_Given entries:_
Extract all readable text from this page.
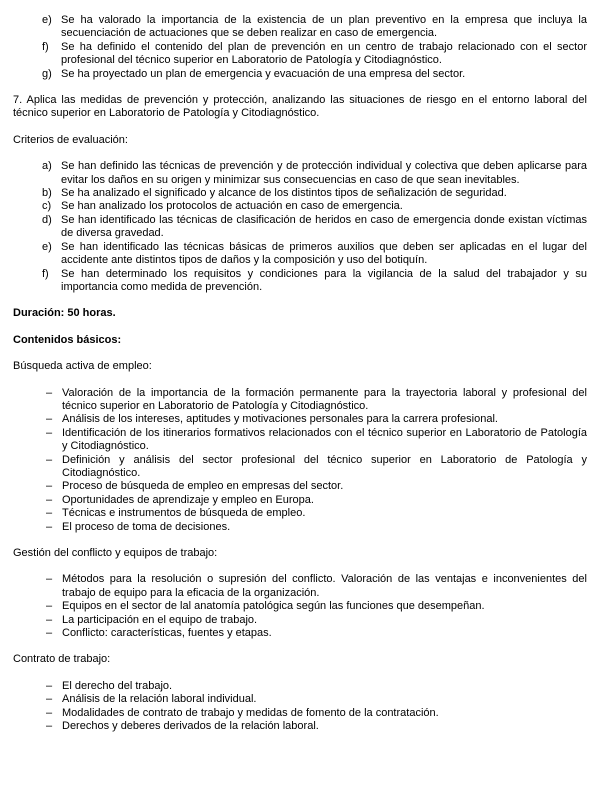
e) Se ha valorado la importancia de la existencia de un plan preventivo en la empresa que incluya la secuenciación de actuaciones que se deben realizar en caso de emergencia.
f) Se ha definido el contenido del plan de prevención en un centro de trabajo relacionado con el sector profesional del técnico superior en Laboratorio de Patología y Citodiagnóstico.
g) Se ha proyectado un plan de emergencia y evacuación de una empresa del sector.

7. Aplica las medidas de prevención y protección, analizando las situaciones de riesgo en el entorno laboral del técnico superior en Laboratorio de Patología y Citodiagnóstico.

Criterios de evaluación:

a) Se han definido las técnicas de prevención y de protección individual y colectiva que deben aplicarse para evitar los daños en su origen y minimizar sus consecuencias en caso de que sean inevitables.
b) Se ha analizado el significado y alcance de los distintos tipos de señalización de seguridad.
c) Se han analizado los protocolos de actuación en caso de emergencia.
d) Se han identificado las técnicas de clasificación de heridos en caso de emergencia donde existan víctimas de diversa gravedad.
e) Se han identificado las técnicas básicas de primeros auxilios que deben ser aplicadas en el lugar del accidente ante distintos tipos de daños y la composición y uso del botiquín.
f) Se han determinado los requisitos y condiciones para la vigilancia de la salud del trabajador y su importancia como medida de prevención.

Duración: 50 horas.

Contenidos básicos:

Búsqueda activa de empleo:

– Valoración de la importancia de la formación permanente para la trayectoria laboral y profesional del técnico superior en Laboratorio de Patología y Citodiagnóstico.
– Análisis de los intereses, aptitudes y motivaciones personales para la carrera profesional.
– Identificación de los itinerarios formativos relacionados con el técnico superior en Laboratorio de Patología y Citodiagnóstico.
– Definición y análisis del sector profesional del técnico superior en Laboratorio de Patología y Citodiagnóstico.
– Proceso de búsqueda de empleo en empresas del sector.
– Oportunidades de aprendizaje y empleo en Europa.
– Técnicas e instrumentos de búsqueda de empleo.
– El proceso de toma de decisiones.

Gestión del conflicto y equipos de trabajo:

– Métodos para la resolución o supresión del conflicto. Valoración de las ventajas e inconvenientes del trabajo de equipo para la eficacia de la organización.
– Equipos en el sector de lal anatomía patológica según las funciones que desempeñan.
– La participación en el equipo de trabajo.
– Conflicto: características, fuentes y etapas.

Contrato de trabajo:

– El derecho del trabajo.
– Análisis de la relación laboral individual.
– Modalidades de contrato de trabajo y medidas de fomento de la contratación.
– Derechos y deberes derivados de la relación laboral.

--

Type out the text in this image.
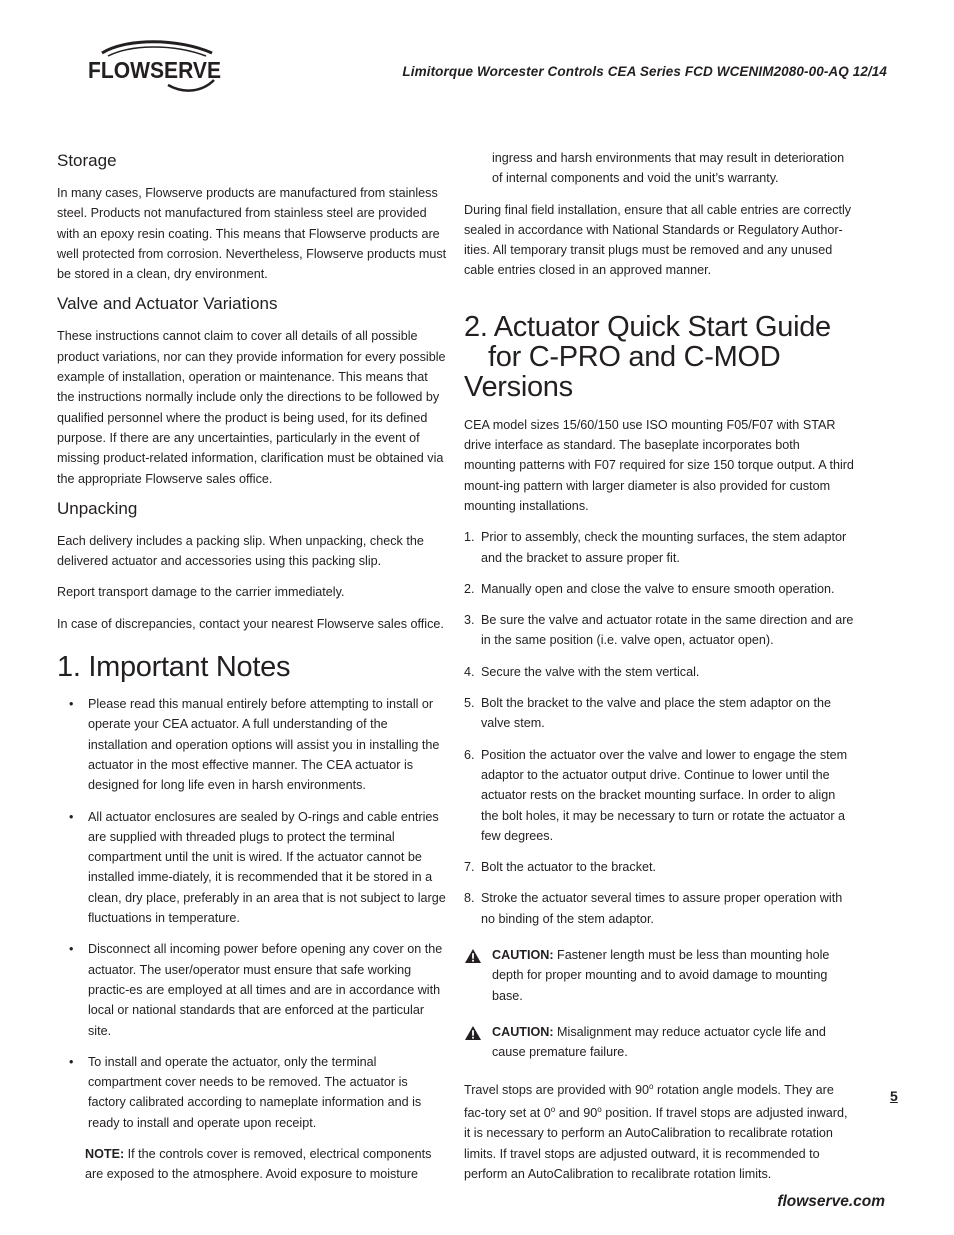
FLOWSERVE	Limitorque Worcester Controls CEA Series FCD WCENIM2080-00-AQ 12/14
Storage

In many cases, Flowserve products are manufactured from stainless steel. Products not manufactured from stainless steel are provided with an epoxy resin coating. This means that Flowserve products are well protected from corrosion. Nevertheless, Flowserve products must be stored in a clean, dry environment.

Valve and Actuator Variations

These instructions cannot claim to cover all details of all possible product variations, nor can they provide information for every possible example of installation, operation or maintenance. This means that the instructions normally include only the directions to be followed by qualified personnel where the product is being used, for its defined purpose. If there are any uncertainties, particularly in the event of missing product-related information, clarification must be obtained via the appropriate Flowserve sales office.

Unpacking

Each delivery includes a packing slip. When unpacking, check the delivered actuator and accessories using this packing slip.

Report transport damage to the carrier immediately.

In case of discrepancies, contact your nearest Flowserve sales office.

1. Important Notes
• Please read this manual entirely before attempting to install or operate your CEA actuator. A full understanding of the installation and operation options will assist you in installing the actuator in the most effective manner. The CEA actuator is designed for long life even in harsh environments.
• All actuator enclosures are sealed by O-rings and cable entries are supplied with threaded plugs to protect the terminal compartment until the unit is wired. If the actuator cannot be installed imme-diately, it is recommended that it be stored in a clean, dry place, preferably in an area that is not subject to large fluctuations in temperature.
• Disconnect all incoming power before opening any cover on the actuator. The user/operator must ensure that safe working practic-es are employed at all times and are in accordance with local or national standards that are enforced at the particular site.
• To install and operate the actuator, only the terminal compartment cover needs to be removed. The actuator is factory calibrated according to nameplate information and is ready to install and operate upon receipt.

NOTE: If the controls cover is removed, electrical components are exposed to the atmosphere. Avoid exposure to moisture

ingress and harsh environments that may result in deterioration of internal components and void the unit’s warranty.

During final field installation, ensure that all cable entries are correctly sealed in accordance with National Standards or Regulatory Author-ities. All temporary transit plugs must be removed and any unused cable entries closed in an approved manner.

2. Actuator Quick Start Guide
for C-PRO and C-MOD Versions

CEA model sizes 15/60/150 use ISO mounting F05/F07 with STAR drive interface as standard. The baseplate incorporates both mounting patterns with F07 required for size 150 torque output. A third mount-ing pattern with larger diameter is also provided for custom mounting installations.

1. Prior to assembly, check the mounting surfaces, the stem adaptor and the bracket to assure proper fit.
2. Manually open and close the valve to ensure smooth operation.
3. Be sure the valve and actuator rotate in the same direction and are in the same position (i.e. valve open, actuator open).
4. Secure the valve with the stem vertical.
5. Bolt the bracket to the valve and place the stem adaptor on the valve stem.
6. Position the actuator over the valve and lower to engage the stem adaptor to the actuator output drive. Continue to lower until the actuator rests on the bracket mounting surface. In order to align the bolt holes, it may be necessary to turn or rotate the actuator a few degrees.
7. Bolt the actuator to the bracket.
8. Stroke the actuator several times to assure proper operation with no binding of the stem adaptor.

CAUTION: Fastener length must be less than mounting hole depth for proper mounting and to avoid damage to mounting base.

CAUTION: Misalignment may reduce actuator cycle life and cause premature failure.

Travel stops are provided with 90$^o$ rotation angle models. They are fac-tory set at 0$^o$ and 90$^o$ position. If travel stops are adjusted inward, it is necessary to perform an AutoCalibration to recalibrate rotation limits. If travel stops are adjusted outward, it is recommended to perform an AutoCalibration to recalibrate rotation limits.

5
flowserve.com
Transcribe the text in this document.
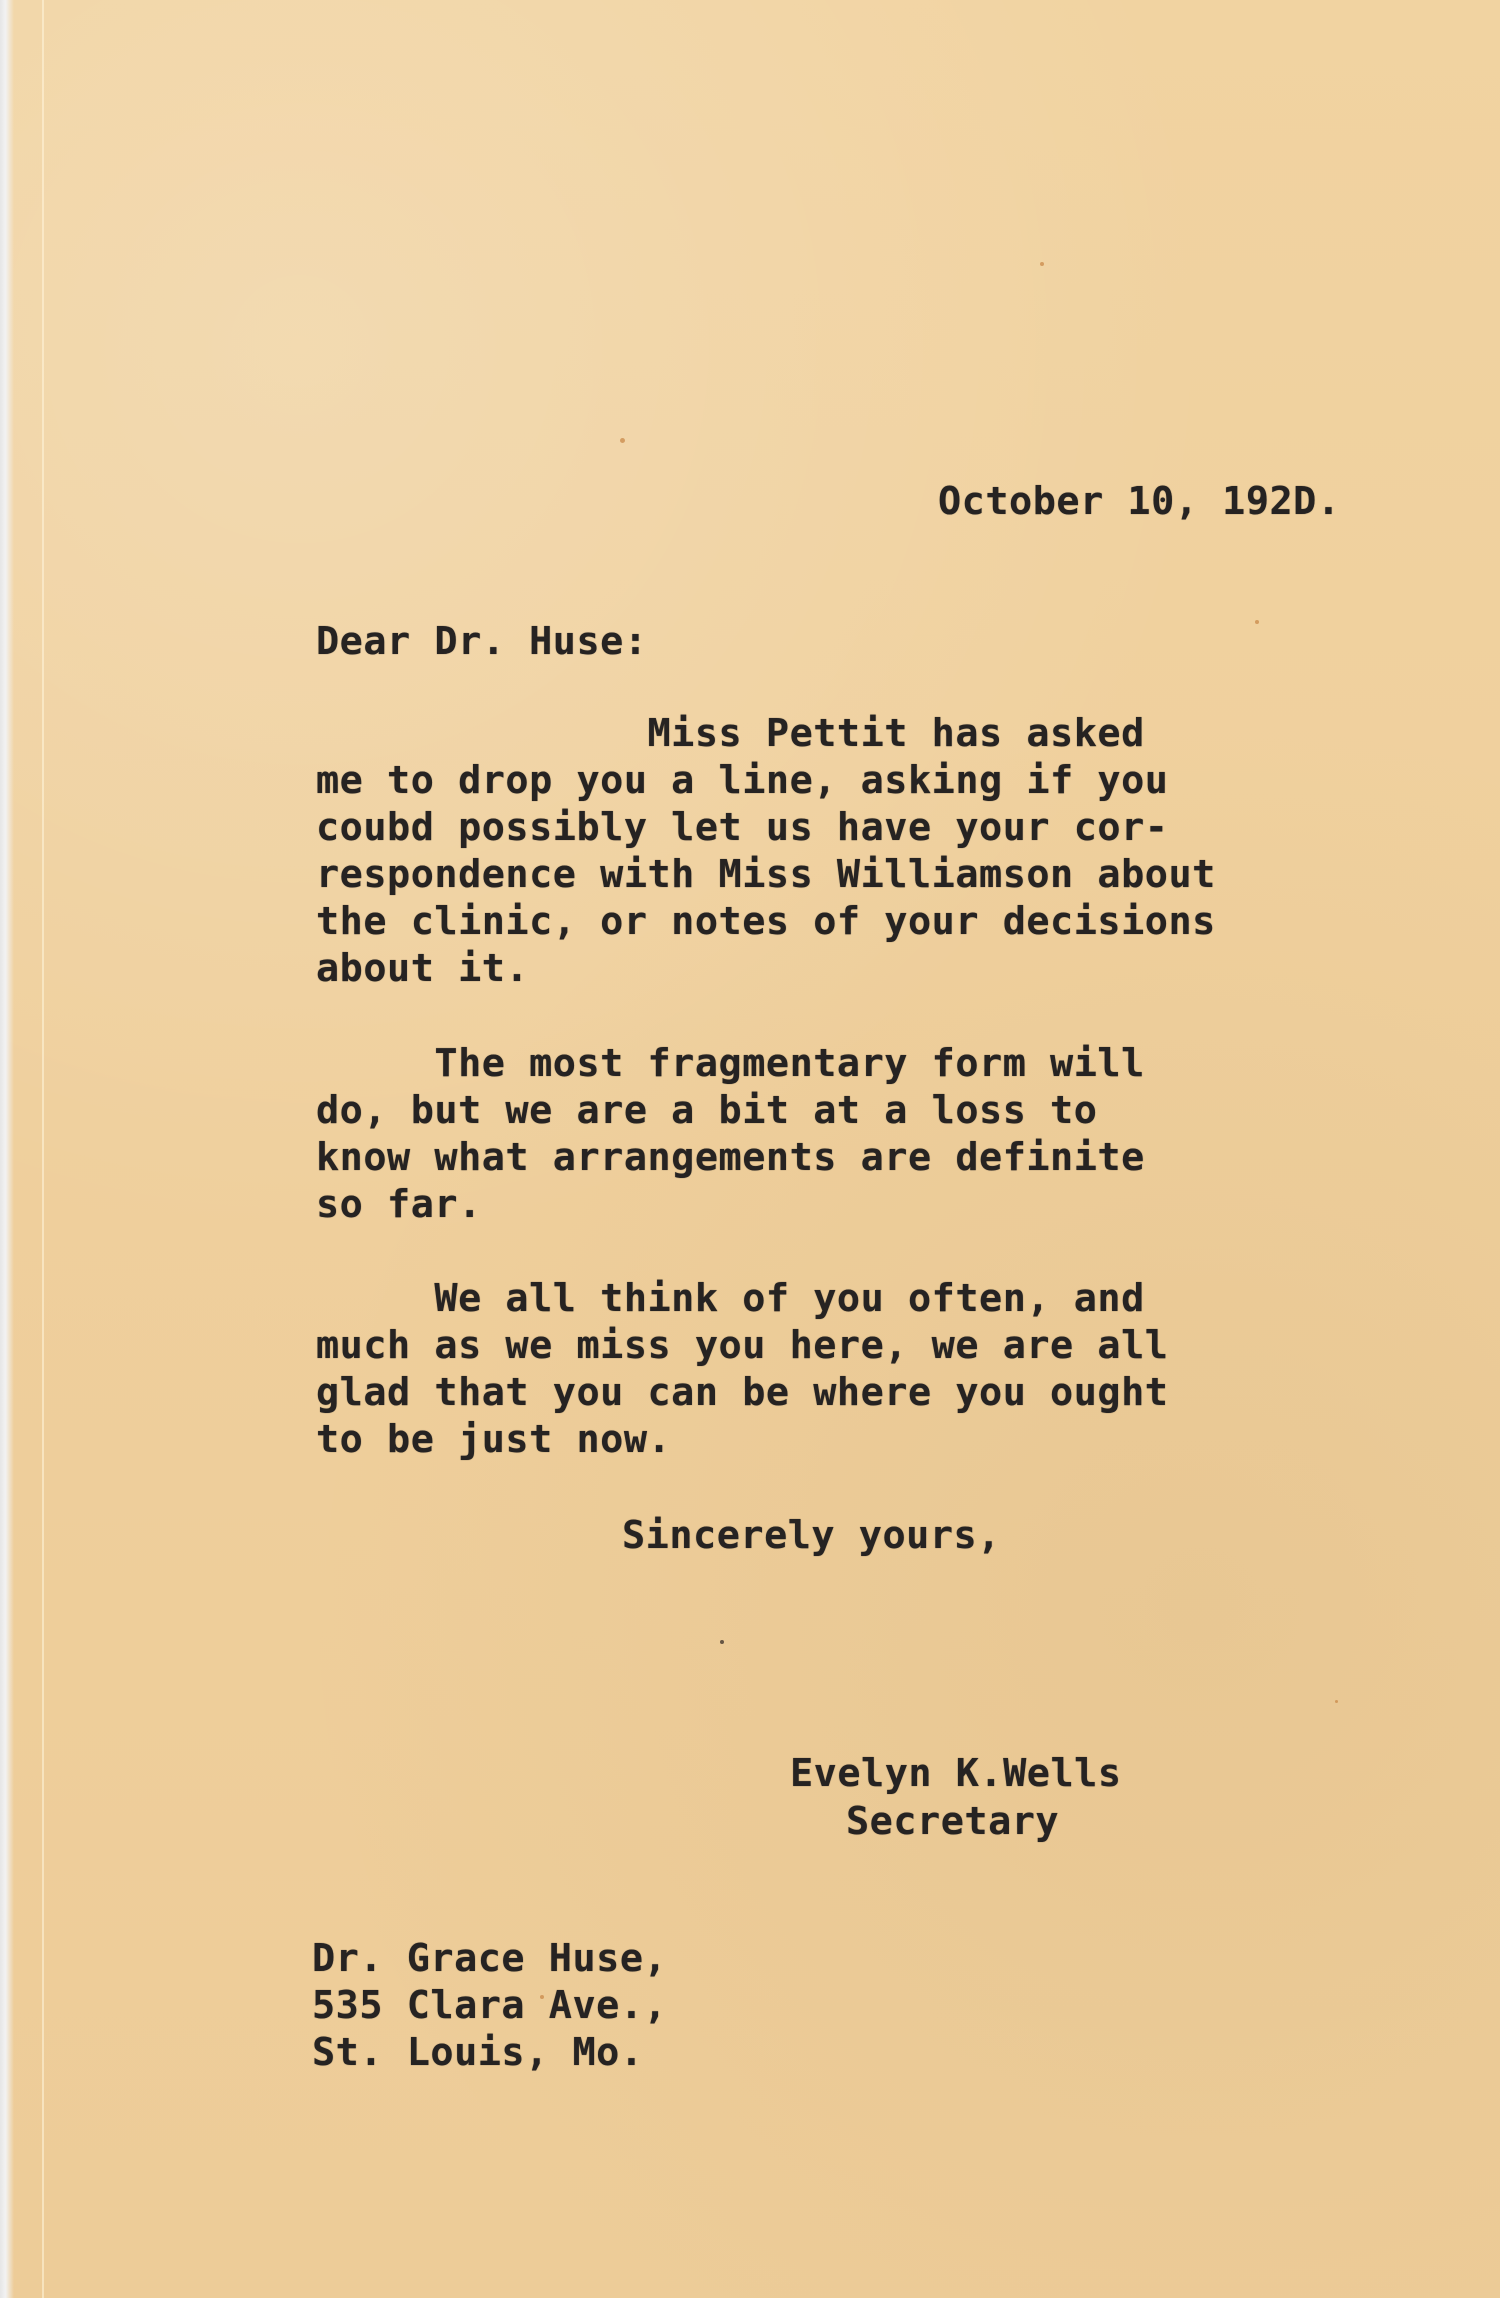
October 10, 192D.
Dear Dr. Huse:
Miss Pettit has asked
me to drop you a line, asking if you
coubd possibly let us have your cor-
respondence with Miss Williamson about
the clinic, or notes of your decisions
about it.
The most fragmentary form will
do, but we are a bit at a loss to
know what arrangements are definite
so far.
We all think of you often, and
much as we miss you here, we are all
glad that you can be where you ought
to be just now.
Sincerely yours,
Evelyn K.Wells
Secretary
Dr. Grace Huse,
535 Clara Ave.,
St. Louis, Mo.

==

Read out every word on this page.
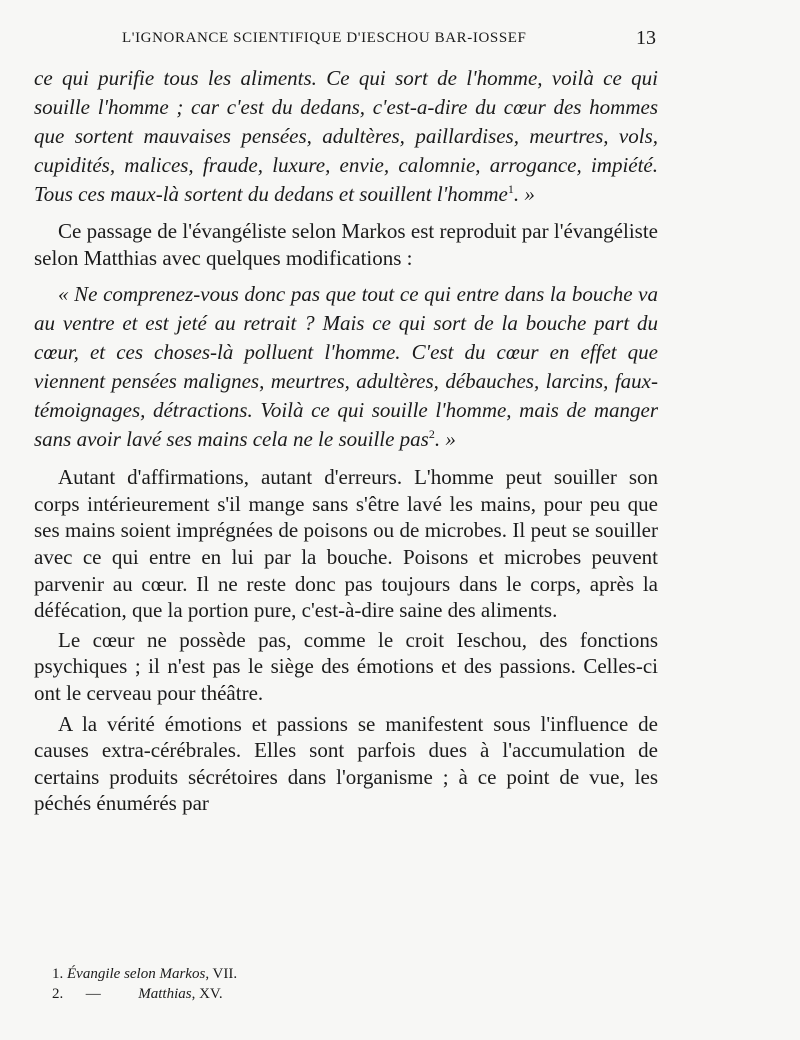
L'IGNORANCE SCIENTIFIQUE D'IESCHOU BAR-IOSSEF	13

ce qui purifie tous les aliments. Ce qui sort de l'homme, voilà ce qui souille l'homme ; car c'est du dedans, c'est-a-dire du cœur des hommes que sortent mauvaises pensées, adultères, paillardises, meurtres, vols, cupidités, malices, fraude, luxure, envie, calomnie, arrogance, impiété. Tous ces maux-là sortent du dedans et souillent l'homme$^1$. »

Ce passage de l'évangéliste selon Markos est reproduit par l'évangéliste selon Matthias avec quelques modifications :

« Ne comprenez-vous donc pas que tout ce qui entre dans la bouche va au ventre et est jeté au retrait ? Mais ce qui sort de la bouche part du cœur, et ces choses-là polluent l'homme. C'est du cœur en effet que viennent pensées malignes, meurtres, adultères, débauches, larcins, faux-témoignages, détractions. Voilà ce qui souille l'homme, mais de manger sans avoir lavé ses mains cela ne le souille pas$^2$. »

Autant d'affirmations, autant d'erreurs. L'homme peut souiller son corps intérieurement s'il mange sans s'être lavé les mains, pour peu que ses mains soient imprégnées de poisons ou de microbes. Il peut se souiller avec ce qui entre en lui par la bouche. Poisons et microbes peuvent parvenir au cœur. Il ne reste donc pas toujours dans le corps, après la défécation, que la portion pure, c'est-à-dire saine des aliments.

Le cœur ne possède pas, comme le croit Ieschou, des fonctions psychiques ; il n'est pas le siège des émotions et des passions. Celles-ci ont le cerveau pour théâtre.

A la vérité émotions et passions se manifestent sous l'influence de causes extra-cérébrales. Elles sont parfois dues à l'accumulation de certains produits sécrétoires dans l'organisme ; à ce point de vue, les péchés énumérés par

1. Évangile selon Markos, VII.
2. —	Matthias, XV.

_Short problem:_
Tell how many lines of the material above hold "most", answering with a bare number.

_Task response:_
2